- [Short exercise]:
Repeat each record exactly. Any picture gets left out.

• • • • •

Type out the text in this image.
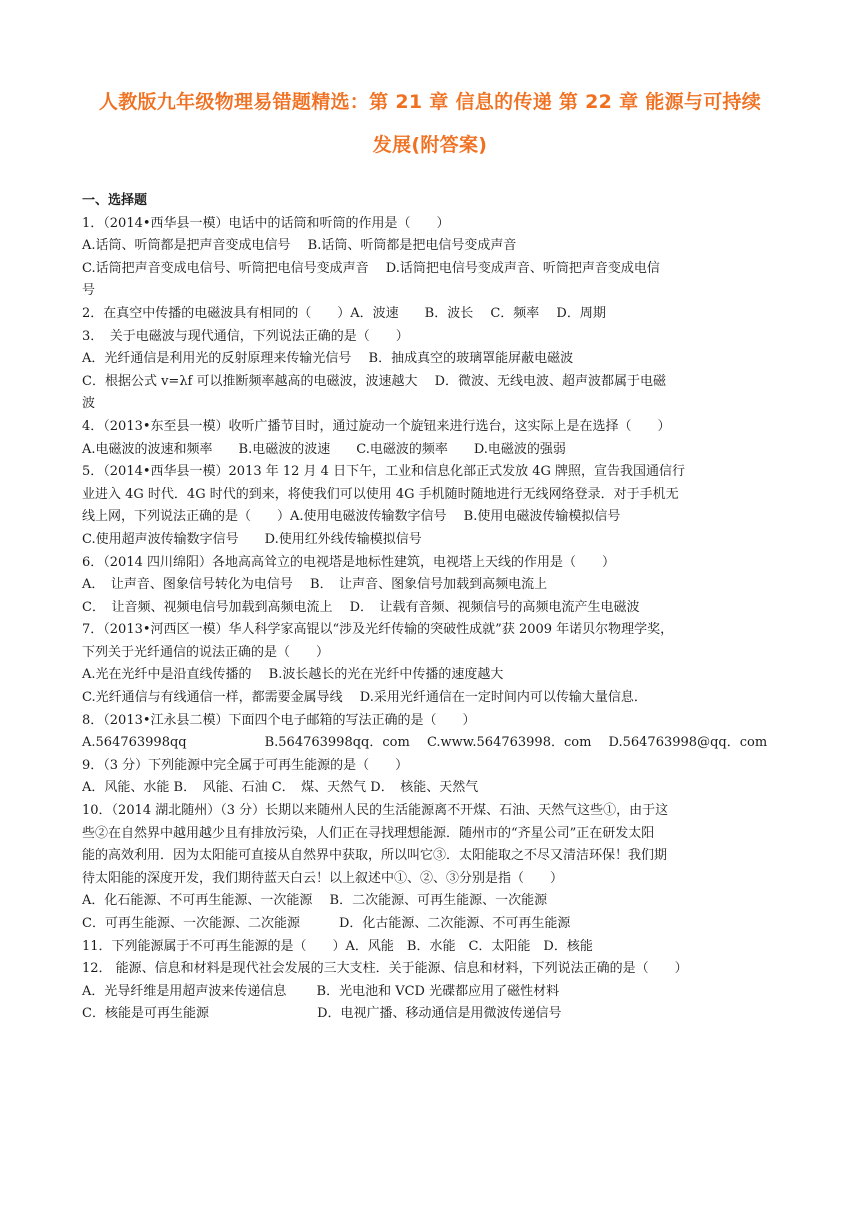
人教版九年级物理易错题精选：第 21 章 信息的传递 第 22 章 能源与可持续
发展(附答案)
一、选择题
1．（2014•西华县一模）电话中的话筒和听筒的作用是（　　）
A.话筒、听筒都是把声音变成电信号　 B.话筒、听筒都是把电信号变成声音
C.话筒把声音变成电信号、听筒把电信号变成声音　 D.话筒把电信号变成声音、听筒把声音变成电信
号
2．在真空中传播的电磁波具有相同的（　　）A．波速　　B．波长　 C．频率　 D．周期
3．　关于电磁波与现代通信，下列说法正确的是（　　）
A．光纤通信是利用光的反射原理来传输光信号　 B．抽成真空的玻璃罩能屏蔽电磁波
C．根据公式 v=λf 可以推断频率越高的电磁波，波速越大　 D．微波、无线电波、超声波都属于电磁
波
4．（2013•东至县一模）收听广播节目时，通过旋动一个旋钮来进行选台，这实际上是在选择（　　）
A.电磁波的波速和频率　　B.电磁波的波速　　C.电磁波的频率　　D.电磁波的强弱
5．（2014•西华县一模）2013 年 12 月 4 日下午，工业和信息化部正式发放 4G 牌照，宣告我国通信行
业进入 4G 时代．4G 时代的到来，将使我们可以使用 4G 手机随时随地进行无线网络登录．对于手机无
线上网，下列说法正确的是（　　）A.使用电磁波传输数字信号　 B.使用电磁波传输模拟信号
C.使用超声波传输数字信号　　D.使用红外线传输模拟信号
6．（2014 四川绵阳）各地高高耸立的电视塔是地标性建筑，电视塔上天线的作用是（　　）
A．　让声音、图象信号转化为电信号　 B．　让声音、图象信号加载到高频电流上
C．　让音频、视频电信号加载到高频电流上　 D．　让载有音频、视频信号的高频电流产生电磁波
7．（2013•河西区一模）华人科学家高锟以“涉及光纤传输的突破性成就”获 2009 年诺贝尔物理学奖，
下列关于光纤通信的说法正确的是（　　）
A.光在光纤中是沿直线传播的　 B.波长越长的光在光纤中传播的速度越大
C.光纤通信与有线通信一样，都需要金属导线　 D.采用光纤通信在一定时间内可以传输大量信息．
8．（2013•江永县二模）下面四个电子邮箱的写法正确的是（　　）
A.564763998qq　　　　　　B.564763998qq．com　 C.www.564763998．com　 D.564763998@qq．com
9．（3 分）下列能源中完全属于可再生能源的是（　　）
A．风能、水能 B．　风能、石油 C．　煤、天然气 D．　核能、天然气
10．（2014 湖北随州）（3 分）长期以来随州人民的生活能源离不开煤、石油、天然气这些①，由于这
些②在自然界中越用越少且有排放污染，人们正在寻找理想能源．随州市的“齐星公司”正在研发太阳
能的高效利用．因为太阳能可直接从自然界中获取，所以叫它③．太阳能取之不尽又清洁环保！我们期
待太阳能的深度开发，我们期待蓝天白云！以上叙述中①、②、③分别是指（　　）
A．化石能源、不可再生能源、一次能源　 B．二次能源、可再生能源、一次能源
C．可再生能源、一次能源、二次能源　　　D．化古能源、二次能源、不可再生能源
11．下列能源属于不可再生能源的是（　　）A．风能　B．水能　C．太阳能　D．核能
12． 能源、信息和材料是现代社会发展的三大支柱．关于能源、信息和材料，下列说法正确的是（　　）
A．光导纤维是用超声波来传递信息　　 B．光电池和 VCD 光碟都应用了磁性材料
C．核能是可再生能源　　　　　　　　 D．电视广播、移动通信是用微波传递信号
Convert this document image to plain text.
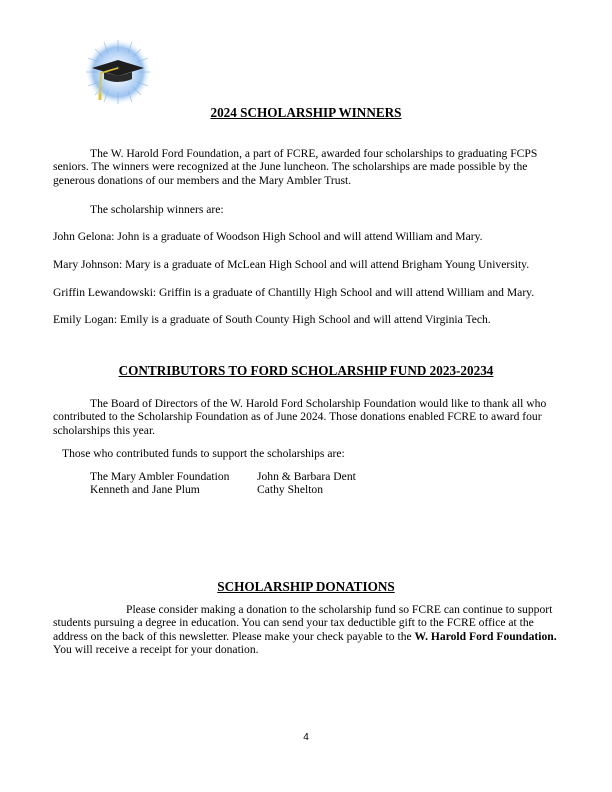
2024 SCHOLARSHIP WINNERS
The W. Harold Ford Foundation, a part of FCRE, awarded four scholarships to graduating FCPS seniors. The winners were recognized at the June luncheon. The scholarships are made possible by the generous donations of our members and the Mary Ambler Trust.
The scholarship winners are:
John Gelona: John is a graduate of Woodson High School and will attend William and Mary.
Mary Johnson: Mary is a graduate of McLean High School and will attend Brigham Young University.
Griffin Lewandowski: Griffin is a graduate of Chantilly High School and will attend William and Mary.
Emily Logan: Emily is a graduate of South County High School and will attend Virginia Tech.
CONTRIBUTORS TO FORD SCHOLARSHIP FUND 2023-20234
The Board of Directors of the W. Harold Ford Scholarship Foundation would like to thank all who contributed to the Scholarship Foundation as of June 2024. Those donations enabled FCRE to award four scholarships this year.
Those who contributed funds to support the scholarships are:
The Mary Ambler Foundation	John & Barbara Dent
Kenneth and Jane Plum	Cathy Shelton
SCHOLARSHIP DONATIONS
Please consider making a donation to the scholarship fund so FCRE can continue to support students pursuing a degree in education. You can send your tax deductible gift to the FCRE office at the address on the back of this newsletter. Please make your check payable to the W. Harold Ford Foundation. You will receive a receipt for your donation.
4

• • • • •

- [The response]:
Type out the text in this image.
人教版九年级物理易错题精选：第 21 章 信息的传递 第 22 章 能源与可持续
发展(附答案)
一、选择题
1．（2014•西华县一模）电话中的话筒和听筒的作用是（　　）
A.话筒、听筒都是把声音变成电信号　 B.话筒、听筒都是把电信号变成声音
C.话筒把声音变成电信号、听筒把电信号变成声音　 D.话筒把电信号变成声音、听筒把声音变成电信
号
2．在真空中传播的电磁波具有相同的（　　）A．波速　　B．波长　 C．频率　 D．周期
3．　关于电磁波与现代通信，下列说法正确的是（　　）
A．光纤通信是利用光的反射原理来传输光信号　 B．抽成真空的玻璃罩能屏蔽电磁波
C．根据公式 v=λf 可以推断频率越高的电磁波，波速越大　 D．微波、无线电波、超声波都属于电磁
波
4．（2013•东至县一模）收听广播节目时，通过旋动一个旋钮来进行选台，这实际上是在选择（　　）
A.电磁波的波速和频率　　B.电磁波的波速　　C.电磁波的频率　　D.电磁波的强弱
5．（2014•西华县一模）2013 年 12 月 4 日下午，工业和信息化部正式发放 4G 牌照，宣告我国通信行
业进入 4G 时代．4G 时代的到来，将使我们可以使用 4G 手机随时随地进行无线网络登录．对于手机无
线上网，下列说法正确的是（　　）A.使用电磁波传输数字信号　 B.使用电磁波传输模拟信号
C.使用超声波传输数字信号　　D.使用红外线传输模拟信号
6．（2014 四川绵阳）各地高高耸立的电视塔是地标性建筑，电视塔上天线的作用是（　　）
A．　让声音、图象信号转化为电信号　 B．　让声音、图象信号加载到高频电流上
C．　让音频、视频电信号加载到高频电流上　 D．　让载有音频、视频信号的高频电流产生电磁波
7．（2013•河西区一模）华人科学家高锟以“涉及光纤传输的突破性成就”获 2009 年诺贝尔物理学奖，
下列关于光纤通信的说法正确的是（　　）
A.光在光纤中是沿直线传播的　 B.波长越长的光在光纤中传播的速度越大
C.光纤通信与有线通信一样，都需要金属导线　 D.采用光纤通信在一定时间内可以传输大量信息．
8．（2013•江永县二模）下面四个电子邮箱的写法正确的是（　　）
A.564763998qq　　　　　　B.564763998qq．com　 C.www.564763998．com　 D.564763998@qq．com
9．（3 分）下列能源中完全属于可再生能源的是（　　）
A．风能、水能 B．　风能、石油 C．　煤、天然气 D．　核能、天然气
10．（2014 湖北随州）（3 分）长期以来随州人民的生活能源离不开煤、石油、天然气这些①，由于这
些②在自然界中越用越少且有排放污染，人们正在寻找理想能源．随州市的“齐星公司”正在研发太阳
能的高效利用．因为太阳能可直接从自然界中获取，所以叫它③．太阳能取之不尽又清洁环保！我们期
待太阳能的深度开发，我们期待蓝天白云！以上叙述中①、②、③分别是指（　　）
A．化石能源、不可再生能源、一次能源　 B．二次能源、可再生能源、一次能源
C．可再生能源、一次能源、二次能源　　　D．化古能源、二次能源、不可再生能源
11．下列能源属于不可再生能源的是（　　）A．风能　B．水能　C．太阳能　D．核能
12． 能源、信息和材料是现代社会发展的三大支柱．关于能源、信息和材料，下列说法正确的是（　　）
A．光导纤维是用超声波来传递信息　　 B．光电池和 VCD 光碟都应用了磁性材料
C．核能是可再生能源　　　　　　　　 D．电视广播、移动通信是用微波传递信号
Convert this document image to plain text.
2024 SCHOLARSHIP WINNERS
The W. Harold Ford Foundation, a part of FCRE, awarded four scholarships to graduating FCPS seniors. The winners were recognized at the June luncheon. The scholarships are made possible by the generous donations of our members and the Mary Ambler Trust.
The scholarship winners are:
John Gelona: John is a graduate of Woodson High School and will attend William and Mary.
Mary Johnson: Mary is a graduate of McLean High School and will attend Brigham Young University.
Griffin Lewandowski: Griffin is a graduate of Chantilly High School and will attend William and Mary.
Emily Logan: Emily is a graduate of South County High School and will attend Virginia Tech.
CONTRIBUTORS TO FORD SCHOLARSHIP FUND 2023-20234
The Board of Directors of the W. Harold Ford Scholarship Foundation would like to thank all who contributed to the Scholarship Foundation as of June 2024. Those donations enabled FCRE to award four scholarships this year.
Those who contributed funds to support the scholarships are:
The Mary Ambler Foundation	John & Barbara Dent
Kenneth and Jane Plum	Cathy Shelton
SCHOLARSHIP DONATIONS
Please consider making a donation to the scholarship fund so FCRE can continue to support students pursuing a degree in education. You can send your tax deductible gift to the FCRE office at the address on the back of this newsletter. Please make your check payable to the W. Harold Ford Foundation. You will receive a receipt for your donation.
4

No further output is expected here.